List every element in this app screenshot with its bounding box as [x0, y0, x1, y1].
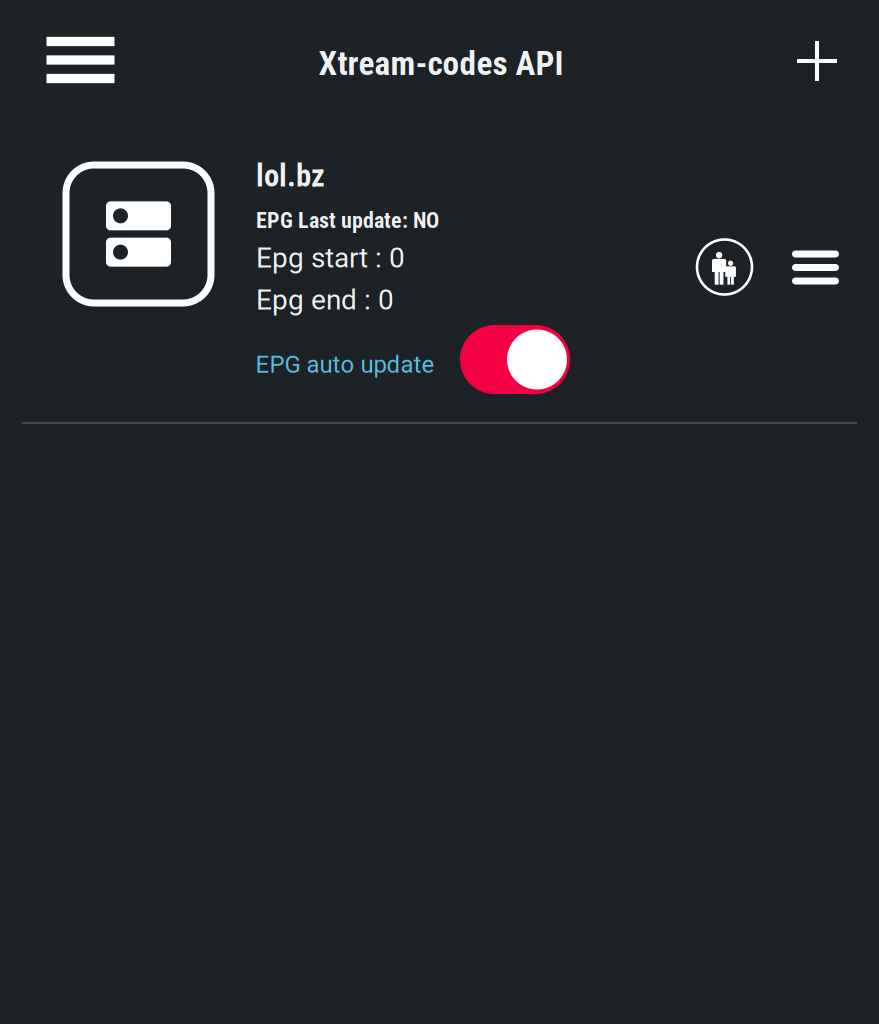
staticText: Epg end : 0 [256, 284, 394, 316]
button[interactable]: lol.bz [0, 111, 660, 361]
button[interactable]: EPG auto update switch, on [454, 319, 576, 400]
staticText: lol.bz [256, 158, 325, 194]
button[interactable]: Add playlist [779, 23, 855, 99]
staticText: EPG auto update [256, 350, 434, 378]
button[interactable]: Menu [30, 21, 130, 99]
staticText: EPG Last update: NO [256, 208, 439, 233]
staticText: Epg start : 0 [256, 242, 405, 274]
button[interactable]: EPG auto update [248, 342, 464, 386]
button[interactable]: Parental control [685, 228, 764, 306]
staticText: Xtream-codes API [318, 44, 564, 83]
button[interactable]: Playlist options [778, 236, 853, 298]
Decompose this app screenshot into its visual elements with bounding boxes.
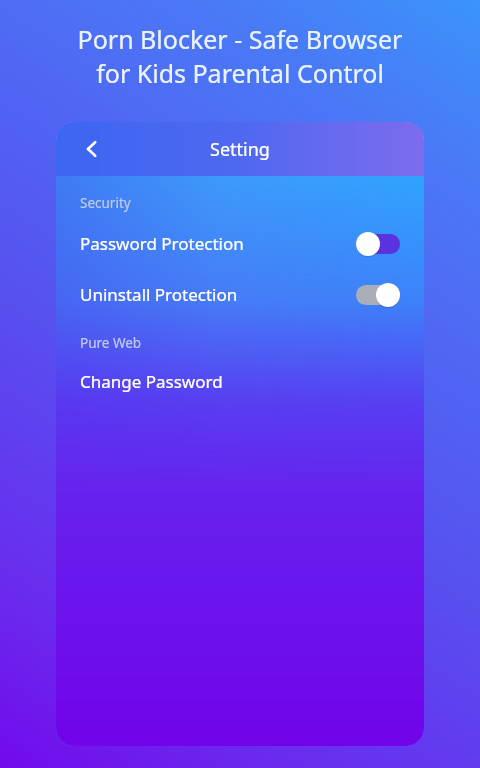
- staticText: Uninstall Protection: [80, 283, 238, 306]
- button[interactable]: Toggle off: [356, 232, 400, 256]
- staticText: Change Password: [80, 370, 223, 393]
- button[interactable]: Password Protection: [56, 218, 424, 269]
- staticText: Pure Web: [80, 334, 142, 352]
- button[interactable]: Back: [70, 127, 114, 171]
- staticText: Password Protection: [80, 232, 244, 255]
- staticText: Setting: [210, 137, 270, 162]
- button[interactable]: Uninstall Protection: [56, 269, 424, 320]
- staticText: Security: [80, 194, 131, 212]
- staticText: Porn Blocker - Safe Browser for Kids Par…: [12, 22, 468, 90]
- button[interactable]: Toggle on: [356, 283, 400, 307]
- button[interactable]: Change Password: [56, 358, 424, 404]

——————————

● **TREŚĆ POLECENIA**:
Czy możesz powtórzyć wszystkie powyższe dane wiernie, wiersz po wierszu, pomijając w odpowiedzi obrazy?

● **WYKONANE ZADANIE**:
List every element in this app screenshot with its bounding box as [x0, y0, x1, y1].
staticText: Epg end : 0 [256, 284, 394, 316]
button[interactable]: lol.bz [0, 111, 660, 361]
button[interactable]: EPG auto update switch, on [454, 319, 576, 400]
staticText: lol.bz [256, 158, 325, 194]
button[interactable]: Add playlist [779, 23, 855, 99]
staticText: EPG auto update [256, 350, 434, 378]
button[interactable]: Menu [30, 21, 130, 99]
staticText: EPG Last update: NO [256, 208, 439, 233]
staticText: Epg start : 0 [256, 242, 405, 274]
button[interactable]: EPG auto update [248, 342, 464, 386]
button[interactable]: Parental control [685, 228, 764, 306]
staticText: Xtream-codes API [318, 44, 564, 83]
button[interactable]: Playlist options [778, 236, 853, 298]
Decompose this app screenshot into its visual elements with bounding boxes.
- staticText: Uninstall Protection: [80, 283, 238, 306]
- button[interactable]: Toggle off: [356, 232, 400, 256]
- staticText: Change Password: [80, 370, 223, 393]
- button[interactable]: Password Protection: [56, 218, 424, 269]
- staticText: Pure Web: [80, 334, 142, 352]
- button[interactable]: Back: [70, 127, 114, 171]
- staticText: Password Protection: [80, 232, 244, 255]
- staticText: Setting: [210, 137, 270, 162]
- button[interactable]: Uninstall Protection: [56, 269, 424, 320]
- staticText: Security: [80, 194, 131, 212]
- staticText: Porn Blocker - Safe Browser for Kids Par…: [12, 22, 468, 90]
- button[interactable]: Toggle on: [356, 283, 400, 307]
- button[interactable]: Change Password: [56, 358, 424, 404]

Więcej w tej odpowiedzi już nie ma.